## Given problem
Please reproduce each of the following records word for word.

## Dataset excerpts
++++
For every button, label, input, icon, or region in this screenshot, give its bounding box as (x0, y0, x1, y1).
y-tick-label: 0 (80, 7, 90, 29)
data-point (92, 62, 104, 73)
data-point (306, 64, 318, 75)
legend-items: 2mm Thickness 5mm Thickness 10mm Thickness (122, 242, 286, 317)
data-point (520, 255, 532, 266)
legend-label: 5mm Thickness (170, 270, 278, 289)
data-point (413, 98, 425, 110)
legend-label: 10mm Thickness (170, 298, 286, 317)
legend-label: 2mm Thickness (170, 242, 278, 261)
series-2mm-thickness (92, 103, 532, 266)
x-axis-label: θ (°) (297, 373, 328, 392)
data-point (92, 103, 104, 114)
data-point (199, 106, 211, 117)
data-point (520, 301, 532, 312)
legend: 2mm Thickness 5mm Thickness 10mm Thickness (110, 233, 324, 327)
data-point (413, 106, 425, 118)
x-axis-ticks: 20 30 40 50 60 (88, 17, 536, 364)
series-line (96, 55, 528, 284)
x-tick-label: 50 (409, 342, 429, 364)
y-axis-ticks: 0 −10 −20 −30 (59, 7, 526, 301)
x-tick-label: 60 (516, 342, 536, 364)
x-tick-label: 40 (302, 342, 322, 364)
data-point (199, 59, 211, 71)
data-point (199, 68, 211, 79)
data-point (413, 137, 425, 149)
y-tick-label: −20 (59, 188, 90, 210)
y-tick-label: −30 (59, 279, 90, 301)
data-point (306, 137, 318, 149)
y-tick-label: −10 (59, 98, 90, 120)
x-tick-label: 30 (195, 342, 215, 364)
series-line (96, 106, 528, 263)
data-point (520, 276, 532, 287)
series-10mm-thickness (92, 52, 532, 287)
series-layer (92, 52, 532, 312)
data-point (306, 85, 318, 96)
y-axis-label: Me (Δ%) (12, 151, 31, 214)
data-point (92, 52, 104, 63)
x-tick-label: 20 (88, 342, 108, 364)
++++
## Solution to this exercise
For every button, label, input, icon, or region in this screenshot, give its bounding box as (x0, y0, x1, y1).
y-tick-label: 0 (80, 7, 90, 29)
data-point (92, 62, 104, 73)
data-point (306, 64, 318, 75)
legend-items: 2mm Thickness 5mm Thickness 10mm Thickness (122, 242, 286, 317)
data-point (520, 255, 532, 266)
legend-label: 5mm Thickness (170, 270, 278, 289)
data-point (413, 98, 425, 110)
legend-label: 10mm Thickness (170, 298, 286, 317)
legend-label: 2mm Thickness (170, 242, 278, 261)
series-2mm-thickness (92, 103, 532, 266)
x-axis-label: θ (°) (297, 373, 328, 392)
data-point (92, 103, 104, 114)
data-point (199, 106, 211, 117)
data-point (520, 301, 532, 312)
legend: 2mm Thickness 5mm Thickness 10mm Thickness (110, 233, 324, 327)
data-point (413, 106, 425, 118)
x-axis-ticks: 20 30 40 50 60 (88, 17, 536, 364)
series-line (96, 55, 528, 284)
x-tick-label: 50 (409, 342, 429, 364)
y-axis-ticks: 0 −10 −20 −30 (59, 7, 526, 301)
x-tick-label: 60 (516, 342, 536, 364)
x-tick-label: 40 (302, 342, 322, 364)
data-point (199, 59, 211, 71)
data-point (199, 68, 211, 79)
data-point (413, 137, 425, 149)
y-tick-label: −20 (59, 188, 90, 210)
y-tick-label: −30 (59, 279, 90, 301)
data-point (306, 137, 318, 149)
y-tick-label: −10 (59, 98, 90, 120)
x-tick-label: 30 (195, 342, 215, 364)
series-line (96, 106, 528, 263)
data-point (520, 276, 532, 287)
series-10mm-thickness (92, 52, 532, 287)
series-layer (92, 52, 532, 312)
data-point (306, 85, 318, 96)
y-axis-label: Me (Δ%) (12, 151, 31, 214)
data-point (92, 52, 104, 63)
x-tick-label: 20 (88, 342, 108, 364)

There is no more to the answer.